TASK STATEMENT: State how many lines in these records contain the word "monsoon", and nothing else.
--- start EXERCISE INPUTS ---
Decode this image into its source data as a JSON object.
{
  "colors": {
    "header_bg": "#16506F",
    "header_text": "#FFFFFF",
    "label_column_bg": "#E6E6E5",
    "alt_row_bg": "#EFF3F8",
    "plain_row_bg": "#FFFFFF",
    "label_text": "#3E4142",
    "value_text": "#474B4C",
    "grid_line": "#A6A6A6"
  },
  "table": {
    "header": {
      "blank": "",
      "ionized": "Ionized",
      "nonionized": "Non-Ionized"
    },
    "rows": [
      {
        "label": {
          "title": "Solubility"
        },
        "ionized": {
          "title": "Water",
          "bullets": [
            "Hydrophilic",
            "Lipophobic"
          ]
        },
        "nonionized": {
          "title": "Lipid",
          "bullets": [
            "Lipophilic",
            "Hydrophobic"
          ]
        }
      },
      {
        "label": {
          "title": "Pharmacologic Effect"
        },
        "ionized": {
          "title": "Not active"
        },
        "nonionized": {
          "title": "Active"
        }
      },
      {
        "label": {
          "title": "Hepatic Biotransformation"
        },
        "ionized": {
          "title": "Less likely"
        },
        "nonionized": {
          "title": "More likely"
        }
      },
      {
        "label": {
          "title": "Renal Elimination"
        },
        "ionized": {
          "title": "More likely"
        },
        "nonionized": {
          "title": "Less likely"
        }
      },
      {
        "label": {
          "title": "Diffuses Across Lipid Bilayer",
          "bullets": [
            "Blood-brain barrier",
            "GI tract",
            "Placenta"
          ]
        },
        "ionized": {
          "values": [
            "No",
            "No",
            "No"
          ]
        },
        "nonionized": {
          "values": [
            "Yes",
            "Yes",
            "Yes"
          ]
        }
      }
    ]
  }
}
--- end EXERCISE INPUTS ---
--- start EXERCISE INPUTS ---
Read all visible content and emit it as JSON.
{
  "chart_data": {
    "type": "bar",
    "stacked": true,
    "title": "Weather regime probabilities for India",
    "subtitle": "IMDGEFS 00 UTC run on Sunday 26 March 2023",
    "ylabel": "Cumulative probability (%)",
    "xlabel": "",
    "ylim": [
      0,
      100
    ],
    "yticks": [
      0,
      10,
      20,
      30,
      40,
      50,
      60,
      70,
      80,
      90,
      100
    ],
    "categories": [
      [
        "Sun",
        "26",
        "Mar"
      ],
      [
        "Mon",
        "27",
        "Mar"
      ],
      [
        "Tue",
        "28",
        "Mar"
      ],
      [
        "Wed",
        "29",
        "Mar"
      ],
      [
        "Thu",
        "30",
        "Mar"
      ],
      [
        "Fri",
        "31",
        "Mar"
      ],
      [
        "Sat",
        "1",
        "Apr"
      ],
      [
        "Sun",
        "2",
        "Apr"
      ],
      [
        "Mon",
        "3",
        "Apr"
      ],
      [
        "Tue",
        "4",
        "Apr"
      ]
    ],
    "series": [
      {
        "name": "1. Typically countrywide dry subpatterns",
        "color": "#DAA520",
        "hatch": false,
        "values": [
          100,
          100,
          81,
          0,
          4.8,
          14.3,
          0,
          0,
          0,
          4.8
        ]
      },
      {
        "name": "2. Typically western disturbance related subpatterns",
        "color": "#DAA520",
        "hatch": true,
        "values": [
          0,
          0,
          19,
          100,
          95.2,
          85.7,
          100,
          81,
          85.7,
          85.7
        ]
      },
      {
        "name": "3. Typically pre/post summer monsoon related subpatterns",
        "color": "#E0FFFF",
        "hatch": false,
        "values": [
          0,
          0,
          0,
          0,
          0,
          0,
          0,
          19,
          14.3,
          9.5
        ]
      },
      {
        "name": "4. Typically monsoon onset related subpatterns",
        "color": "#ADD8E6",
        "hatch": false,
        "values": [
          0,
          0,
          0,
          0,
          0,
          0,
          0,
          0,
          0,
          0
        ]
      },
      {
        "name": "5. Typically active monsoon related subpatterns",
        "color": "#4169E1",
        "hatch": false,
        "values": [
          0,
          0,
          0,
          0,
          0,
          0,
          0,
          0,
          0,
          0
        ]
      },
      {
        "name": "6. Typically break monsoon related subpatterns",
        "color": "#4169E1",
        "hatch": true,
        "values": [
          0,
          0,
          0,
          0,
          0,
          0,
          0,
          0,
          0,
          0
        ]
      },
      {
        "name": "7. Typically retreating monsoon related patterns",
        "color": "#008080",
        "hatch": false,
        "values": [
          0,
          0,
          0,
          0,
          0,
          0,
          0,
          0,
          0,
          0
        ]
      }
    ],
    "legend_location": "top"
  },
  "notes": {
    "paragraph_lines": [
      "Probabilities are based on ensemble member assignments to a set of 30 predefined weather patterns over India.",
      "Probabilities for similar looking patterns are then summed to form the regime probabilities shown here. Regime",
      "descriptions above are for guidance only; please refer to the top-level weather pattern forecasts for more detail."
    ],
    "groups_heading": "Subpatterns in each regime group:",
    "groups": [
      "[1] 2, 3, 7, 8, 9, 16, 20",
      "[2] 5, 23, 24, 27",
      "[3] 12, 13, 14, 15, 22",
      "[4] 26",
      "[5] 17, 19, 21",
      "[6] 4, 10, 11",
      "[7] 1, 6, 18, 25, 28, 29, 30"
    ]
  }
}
--- end EXERCISE INPUTS ---
TASK RESPONSE: 5